* WHAT YOU SHOULD DO
Reproduce each line exactly, including spacing and punctuation.

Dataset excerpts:
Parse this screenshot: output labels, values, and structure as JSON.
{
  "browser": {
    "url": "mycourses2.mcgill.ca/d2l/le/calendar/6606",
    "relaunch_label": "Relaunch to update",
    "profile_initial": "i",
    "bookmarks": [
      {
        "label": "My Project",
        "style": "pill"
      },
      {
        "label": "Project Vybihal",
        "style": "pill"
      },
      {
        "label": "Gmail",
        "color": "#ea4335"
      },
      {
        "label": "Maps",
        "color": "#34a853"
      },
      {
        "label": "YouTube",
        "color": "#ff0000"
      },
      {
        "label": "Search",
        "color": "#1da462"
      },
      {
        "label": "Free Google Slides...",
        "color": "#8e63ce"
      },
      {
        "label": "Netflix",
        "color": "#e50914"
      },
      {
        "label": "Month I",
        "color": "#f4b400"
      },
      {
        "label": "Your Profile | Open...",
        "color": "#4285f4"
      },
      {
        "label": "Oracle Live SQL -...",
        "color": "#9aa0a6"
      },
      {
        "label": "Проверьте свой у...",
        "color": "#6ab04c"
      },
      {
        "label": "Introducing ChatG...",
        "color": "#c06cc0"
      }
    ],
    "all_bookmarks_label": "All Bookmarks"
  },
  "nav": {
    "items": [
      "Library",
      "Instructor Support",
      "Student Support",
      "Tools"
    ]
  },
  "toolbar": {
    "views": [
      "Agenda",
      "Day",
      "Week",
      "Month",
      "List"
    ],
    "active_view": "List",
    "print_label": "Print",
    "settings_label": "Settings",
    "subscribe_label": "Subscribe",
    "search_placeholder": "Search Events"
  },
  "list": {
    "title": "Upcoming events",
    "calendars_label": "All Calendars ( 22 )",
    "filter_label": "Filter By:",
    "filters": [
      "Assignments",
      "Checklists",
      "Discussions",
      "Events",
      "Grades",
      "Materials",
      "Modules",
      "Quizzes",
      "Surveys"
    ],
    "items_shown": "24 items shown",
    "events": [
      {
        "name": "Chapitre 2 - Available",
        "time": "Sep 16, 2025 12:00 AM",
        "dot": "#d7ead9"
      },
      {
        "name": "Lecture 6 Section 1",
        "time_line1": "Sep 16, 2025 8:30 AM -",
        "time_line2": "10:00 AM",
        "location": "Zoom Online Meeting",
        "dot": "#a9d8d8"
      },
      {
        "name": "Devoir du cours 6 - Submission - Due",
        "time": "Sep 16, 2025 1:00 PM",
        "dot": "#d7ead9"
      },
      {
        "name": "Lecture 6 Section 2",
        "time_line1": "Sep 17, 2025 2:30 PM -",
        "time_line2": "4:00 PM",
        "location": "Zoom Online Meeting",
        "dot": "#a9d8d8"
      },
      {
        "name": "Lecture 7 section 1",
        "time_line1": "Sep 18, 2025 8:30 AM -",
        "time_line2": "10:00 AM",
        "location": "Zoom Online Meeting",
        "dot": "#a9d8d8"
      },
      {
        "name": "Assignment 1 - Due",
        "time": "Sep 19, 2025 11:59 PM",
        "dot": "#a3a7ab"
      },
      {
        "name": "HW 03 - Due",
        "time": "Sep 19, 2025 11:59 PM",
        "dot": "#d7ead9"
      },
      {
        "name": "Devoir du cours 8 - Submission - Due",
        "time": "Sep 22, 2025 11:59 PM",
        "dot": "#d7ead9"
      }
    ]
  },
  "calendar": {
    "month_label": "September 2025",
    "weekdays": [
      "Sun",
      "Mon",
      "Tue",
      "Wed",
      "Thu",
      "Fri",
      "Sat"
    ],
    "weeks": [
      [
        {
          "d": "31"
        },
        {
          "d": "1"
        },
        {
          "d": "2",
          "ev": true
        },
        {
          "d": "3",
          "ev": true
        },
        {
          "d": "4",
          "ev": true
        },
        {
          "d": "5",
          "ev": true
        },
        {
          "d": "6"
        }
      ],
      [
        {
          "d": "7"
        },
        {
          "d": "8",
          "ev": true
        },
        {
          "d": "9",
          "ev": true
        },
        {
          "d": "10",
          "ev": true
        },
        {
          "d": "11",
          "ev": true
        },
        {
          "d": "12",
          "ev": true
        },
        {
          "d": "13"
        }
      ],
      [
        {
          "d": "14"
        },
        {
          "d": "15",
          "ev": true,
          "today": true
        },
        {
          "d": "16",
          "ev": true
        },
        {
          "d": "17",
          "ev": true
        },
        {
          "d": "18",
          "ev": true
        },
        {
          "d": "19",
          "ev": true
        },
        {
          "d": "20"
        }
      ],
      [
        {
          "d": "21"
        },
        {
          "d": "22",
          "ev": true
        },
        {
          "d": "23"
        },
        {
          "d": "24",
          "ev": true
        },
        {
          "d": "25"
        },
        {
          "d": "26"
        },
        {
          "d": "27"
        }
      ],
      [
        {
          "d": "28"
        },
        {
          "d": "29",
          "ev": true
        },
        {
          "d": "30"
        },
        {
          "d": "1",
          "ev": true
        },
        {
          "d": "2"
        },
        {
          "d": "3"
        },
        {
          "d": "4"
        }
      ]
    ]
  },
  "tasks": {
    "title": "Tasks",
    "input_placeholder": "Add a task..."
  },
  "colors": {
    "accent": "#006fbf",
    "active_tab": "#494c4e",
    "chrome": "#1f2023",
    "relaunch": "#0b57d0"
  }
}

* FULL OUTPUT
Parse this screenshot: output labels, values, and structure as JSON.
{
  "browser": {
    "url": "mycourses2.mcgill.ca/d2l/le/calendar/6606",
    "relaunch_label": "Relaunch to update",
    "profile_initial": "i",
    "bookmarks": [
      {
        "label": "My Project",
        "style": "pill"
      },
      {
        "label": "Project Vybihal",
        "style": "pill"
      },
      {
        "label": "Gmail",
        "color": "#ea4335"
      },
      {
        "label": "Maps",
        "color": "#34a853"
      },
      {
        "label": "YouTube",
        "color": "#ff0000"
      },
      {
        "label": "Search",
        "color": "#1da462"
      },
      {
        "label": "Free Google Slides...",
        "color": "#8e63ce"
      },
      {
        "label": "Netflix",
        "color": "#e50914"
      },
      {
        "label": "Month I",
        "color": "#f4b400"
      },
      {
        "label": "Your Profile | Open...",
        "color": "#4285f4"
      },
      {
        "label": "Oracle Live SQL -...",
        "color": "#9aa0a6"
      },
      {
        "label": "Проверьте свой у...",
        "color": "#6ab04c"
      },
      {
        "label": "Introducing ChatG...",
        "color": "#c06cc0"
      }
    ],
    "all_bookmarks_label": "All Bookmarks"
  },
  "nav": {
    "items": [
      "Library",
      "Instructor Support",
      "Student Support",
      "Tools"
    ]
  },
  "toolbar": {
    "views": [
      "Agenda",
      "Day",
      "Week",
      "Month",
      "List"
    ],
    "active_view": "List",
    "print_label": "Print",
    "settings_label": "Settings",
    "subscribe_label": "Subscribe",
    "search_placeholder": "Search Events"
  },
  "list": {
    "title": "Upcoming events",
    "calendars_label": "All Calendars ( 22 )",
    "filter_label": "Filter By:",
    "filters": [
      "Assignments",
      "Checklists",
      "Discussions",
      "Events",
      "Grades",
      "Materials",
      "Modules",
      "Quizzes",
      "Surveys"
    ],
    "items_shown": "24 items shown",
    "events": [
      {
        "name": "Chapitre 2 - Available",
        "time": "Sep 16, 2025 12:00 AM",
        "dot": "#d7ead9"
      },
      {
        "name": "Lecture 6 Section 1",
        "time_line1": "Sep 16, 2025 8:30 AM -",
        "time_line2": "10:00 AM",
        "location": "Zoom Online Meeting",
        "dot": "#a9d8d8"
      },
      {
        "name": "Devoir du cours 6 - Submission - Due",
        "time": "Sep 16, 2025 1:00 PM",
        "dot": "#d7ead9"
      },
      {
        "name": "Lecture 6 Section 2",
        "time_line1": "Sep 17, 2025 2:30 PM -",
        "time_line2": "4:00 PM",
        "location": "Zoom Online Meeting",
        "dot": "#a9d8d8"
      },
      {
        "name": "Lecture 7 section 1",
        "time_line1": "Sep 18, 2025 8:30 AM -",
        "time_line2": "10:00 AM",
        "location": "Zoom Online Meeting",
        "dot": "#a9d8d8"
      },
      {
        "name": "Assignment 1 - Due",
        "time": "Sep 19, 2025 11:59 PM",
        "dot": "#a3a7ab"
      },
      {
        "name": "HW 03 - Due",
        "time": "Sep 19, 2025 11:59 PM",
        "dot": "#d7ead9"
      },
      {
        "name": "Devoir du cours 8 - Submission - Due",
        "time": "Sep 22, 2025 11:59 PM",
        "dot": "#d7ead9"
      }
    ]
  },
  "calendar": {
    "month_label": "September 2025",
    "weekdays": [
      "Sun",
      "Mon",
      "Tue",
      "Wed",
      "Thu",
      "Fri",
      "Sat"
    ],
    "weeks": [
      [
        {
          "d": "31"
        },
        {
          "d": "1"
        },
        {
          "d": "2",
          "ev": true
        },
        {
          "d": "3",
          "ev": true
        },
        {
          "d": "4",
          "ev": true
        },
        {
          "d": "5",
          "ev": true
        },
        {
          "d": "6"
        }
      ],
      [
        {
          "d": "7"
        },
        {
          "d": "8",
          "ev": true
        },
        {
          "d": "9",
          "ev": true
        },
        {
          "d": "10",
          "ev": true
        },
        {
          "d": "11",
          "ev": true
        },
        {
          "d": "12",
          "ev": true
        },
        {
          "d": "13"
        }
      ],
      [
        {
          "d": "14"
        },
        {
          "d": "15",
          "ev": true,
          "today": true
        },
        {
          "d": "16",
          "ev": true
        },
        {
          "d": "17",
          "ev": true
        },
        {
          "d": "18",
          "ev": true
        },
        {
          "d": "19",
          "ev": true
        },
        {
          "d": "20"
        }
      ],
      [
        {
          "d": "21"
        },
        {
          "d": "22",
          "ev": true
        },
        {
          "d": "23"
        },
        {
          "d": "24",
          "ev": true
        },
        {
          "d": "25"
        },
        {
          "d": "26"
        },
        {
          "d": "27"
        }
      ],
      [
        {
          "d": "28"
        },
        {
          "d": "29",
          "ev": true
        },
        {
          "d": "30"
        },
        {
          "d": "1",
          "ev": true
        },
        {
          "d": "2"
        },
        {
          "d": "3"
        },
        {
          "d": "4"
        }
      ]
    ]
  },
  "tasks": {
    "title": "Tasks",
    "input_placeholder": "Add a task..."
  },
  "colors": {
    "accent": "#006fbf",
    "active_tab": "#494c4e",
    "chrome": "#1f2023",
    "relaunch": "#0b57d0"
  }
}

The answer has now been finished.